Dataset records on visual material

##########

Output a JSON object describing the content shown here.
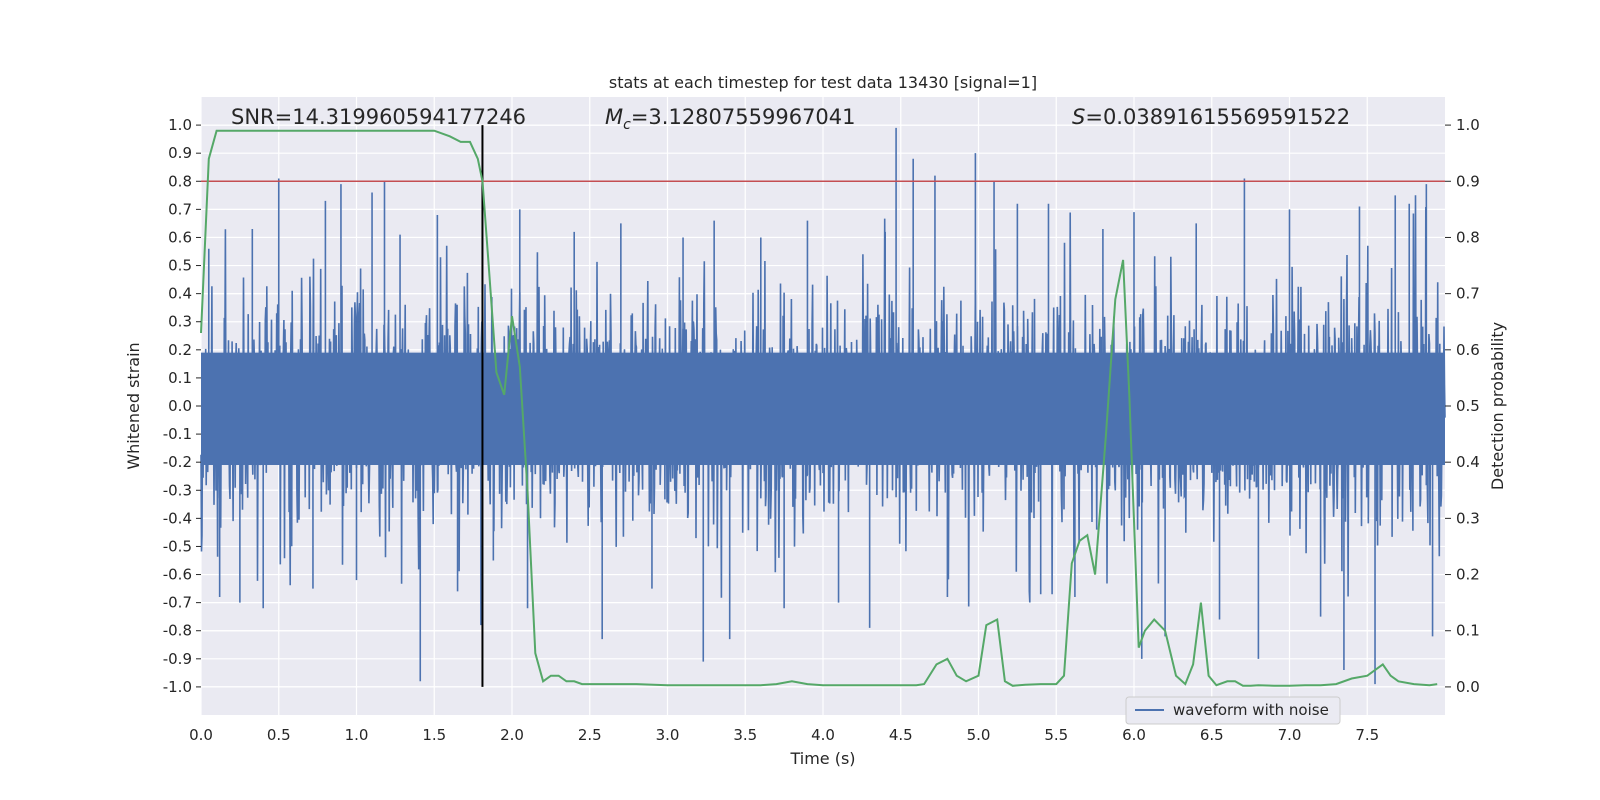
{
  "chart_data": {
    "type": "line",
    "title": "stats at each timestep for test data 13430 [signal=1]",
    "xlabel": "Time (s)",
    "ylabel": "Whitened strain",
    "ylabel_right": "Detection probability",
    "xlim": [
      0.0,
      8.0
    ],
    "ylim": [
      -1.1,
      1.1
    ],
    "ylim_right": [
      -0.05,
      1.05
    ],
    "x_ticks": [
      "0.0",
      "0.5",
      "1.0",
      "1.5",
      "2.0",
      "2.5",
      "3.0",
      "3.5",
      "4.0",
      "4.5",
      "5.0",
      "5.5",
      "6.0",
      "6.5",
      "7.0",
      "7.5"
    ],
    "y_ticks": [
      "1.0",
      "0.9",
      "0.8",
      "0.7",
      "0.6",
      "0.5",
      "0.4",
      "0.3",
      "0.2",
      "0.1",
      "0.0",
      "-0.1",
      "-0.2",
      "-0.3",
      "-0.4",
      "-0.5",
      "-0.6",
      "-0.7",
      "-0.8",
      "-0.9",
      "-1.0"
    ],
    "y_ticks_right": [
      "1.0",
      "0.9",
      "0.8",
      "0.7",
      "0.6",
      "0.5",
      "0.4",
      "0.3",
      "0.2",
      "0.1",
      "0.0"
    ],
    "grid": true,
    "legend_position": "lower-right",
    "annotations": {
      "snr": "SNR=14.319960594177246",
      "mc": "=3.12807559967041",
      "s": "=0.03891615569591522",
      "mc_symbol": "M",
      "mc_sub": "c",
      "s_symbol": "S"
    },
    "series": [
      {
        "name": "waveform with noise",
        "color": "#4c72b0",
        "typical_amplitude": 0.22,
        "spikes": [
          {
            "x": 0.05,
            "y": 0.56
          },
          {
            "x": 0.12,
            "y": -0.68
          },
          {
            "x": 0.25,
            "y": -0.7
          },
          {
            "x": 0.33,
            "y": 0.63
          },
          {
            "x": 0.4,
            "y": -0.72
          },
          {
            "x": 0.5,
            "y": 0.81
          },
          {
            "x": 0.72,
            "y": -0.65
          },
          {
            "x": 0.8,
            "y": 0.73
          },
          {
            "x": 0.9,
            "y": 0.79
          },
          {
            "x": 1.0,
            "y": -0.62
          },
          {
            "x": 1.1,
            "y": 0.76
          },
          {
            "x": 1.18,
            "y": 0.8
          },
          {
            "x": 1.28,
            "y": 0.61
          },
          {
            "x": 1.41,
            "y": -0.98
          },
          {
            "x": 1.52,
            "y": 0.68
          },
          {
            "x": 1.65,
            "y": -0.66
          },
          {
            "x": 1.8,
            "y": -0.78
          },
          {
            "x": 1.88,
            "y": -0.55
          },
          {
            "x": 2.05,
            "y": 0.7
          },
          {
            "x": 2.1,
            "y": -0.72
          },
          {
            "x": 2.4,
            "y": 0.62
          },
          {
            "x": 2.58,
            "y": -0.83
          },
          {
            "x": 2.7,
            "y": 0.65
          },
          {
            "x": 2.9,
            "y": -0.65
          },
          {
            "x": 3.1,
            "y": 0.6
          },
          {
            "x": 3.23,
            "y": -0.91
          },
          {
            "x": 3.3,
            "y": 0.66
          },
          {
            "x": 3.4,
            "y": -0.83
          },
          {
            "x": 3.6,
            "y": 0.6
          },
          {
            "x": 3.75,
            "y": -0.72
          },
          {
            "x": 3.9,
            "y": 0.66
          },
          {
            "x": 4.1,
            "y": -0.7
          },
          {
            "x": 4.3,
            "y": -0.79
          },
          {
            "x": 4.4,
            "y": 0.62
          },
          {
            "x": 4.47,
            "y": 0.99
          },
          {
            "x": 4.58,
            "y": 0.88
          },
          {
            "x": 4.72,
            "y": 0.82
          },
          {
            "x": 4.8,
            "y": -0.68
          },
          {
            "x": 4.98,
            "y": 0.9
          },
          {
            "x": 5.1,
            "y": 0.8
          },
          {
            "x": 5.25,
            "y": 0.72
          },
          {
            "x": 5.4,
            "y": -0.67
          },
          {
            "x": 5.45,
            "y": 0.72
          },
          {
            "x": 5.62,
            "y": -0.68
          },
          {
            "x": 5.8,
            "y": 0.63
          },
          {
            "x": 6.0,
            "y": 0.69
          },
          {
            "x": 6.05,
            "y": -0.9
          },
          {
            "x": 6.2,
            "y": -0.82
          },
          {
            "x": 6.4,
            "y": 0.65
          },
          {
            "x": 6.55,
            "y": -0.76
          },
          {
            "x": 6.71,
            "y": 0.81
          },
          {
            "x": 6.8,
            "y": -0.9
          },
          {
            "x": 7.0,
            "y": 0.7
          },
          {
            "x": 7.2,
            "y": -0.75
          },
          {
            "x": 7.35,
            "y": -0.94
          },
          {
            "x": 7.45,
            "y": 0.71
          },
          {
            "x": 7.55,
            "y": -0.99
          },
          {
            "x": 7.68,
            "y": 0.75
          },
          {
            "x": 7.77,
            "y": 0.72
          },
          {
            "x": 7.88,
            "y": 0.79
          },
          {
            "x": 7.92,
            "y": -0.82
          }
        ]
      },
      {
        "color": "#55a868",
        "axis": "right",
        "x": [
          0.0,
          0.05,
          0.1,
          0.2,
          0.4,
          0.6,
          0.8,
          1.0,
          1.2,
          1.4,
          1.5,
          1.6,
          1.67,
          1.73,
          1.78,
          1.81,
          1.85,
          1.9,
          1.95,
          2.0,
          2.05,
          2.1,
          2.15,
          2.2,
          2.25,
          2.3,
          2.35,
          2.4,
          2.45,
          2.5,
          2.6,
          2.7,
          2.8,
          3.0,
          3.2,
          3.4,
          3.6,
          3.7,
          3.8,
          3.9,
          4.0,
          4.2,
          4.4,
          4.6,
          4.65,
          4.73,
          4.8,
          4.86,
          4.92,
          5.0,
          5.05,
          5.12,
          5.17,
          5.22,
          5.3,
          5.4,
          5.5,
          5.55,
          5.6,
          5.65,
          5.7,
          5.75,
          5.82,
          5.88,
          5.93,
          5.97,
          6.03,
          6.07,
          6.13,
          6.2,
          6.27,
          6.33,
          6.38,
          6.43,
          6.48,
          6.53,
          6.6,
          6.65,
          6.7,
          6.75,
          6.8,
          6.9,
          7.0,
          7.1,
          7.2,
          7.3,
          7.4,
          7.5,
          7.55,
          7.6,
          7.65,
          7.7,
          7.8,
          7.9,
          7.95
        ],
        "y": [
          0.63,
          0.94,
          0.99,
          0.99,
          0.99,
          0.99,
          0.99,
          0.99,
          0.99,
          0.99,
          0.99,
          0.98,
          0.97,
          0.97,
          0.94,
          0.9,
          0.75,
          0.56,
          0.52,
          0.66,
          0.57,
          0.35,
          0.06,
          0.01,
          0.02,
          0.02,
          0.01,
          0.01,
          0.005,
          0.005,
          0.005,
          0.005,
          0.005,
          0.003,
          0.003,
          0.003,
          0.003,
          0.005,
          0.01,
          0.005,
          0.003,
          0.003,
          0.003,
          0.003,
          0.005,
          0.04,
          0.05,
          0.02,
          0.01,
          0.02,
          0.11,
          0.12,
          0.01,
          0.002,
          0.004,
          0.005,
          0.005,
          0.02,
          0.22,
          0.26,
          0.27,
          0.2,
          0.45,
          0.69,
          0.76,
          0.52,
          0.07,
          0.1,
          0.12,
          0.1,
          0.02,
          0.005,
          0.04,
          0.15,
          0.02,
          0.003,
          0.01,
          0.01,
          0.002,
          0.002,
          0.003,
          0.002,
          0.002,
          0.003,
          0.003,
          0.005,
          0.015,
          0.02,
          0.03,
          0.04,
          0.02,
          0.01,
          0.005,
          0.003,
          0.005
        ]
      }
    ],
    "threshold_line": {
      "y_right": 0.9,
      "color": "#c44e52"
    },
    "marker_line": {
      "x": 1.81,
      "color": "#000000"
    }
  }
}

##########

#### [Work to do]
Track down the lines that include the word "color" and copy them.

#### [Task output]
        "color": "#4c72b0",
        "color": "#55a868",
      "color": "#c44e52"
      "color": "#000000"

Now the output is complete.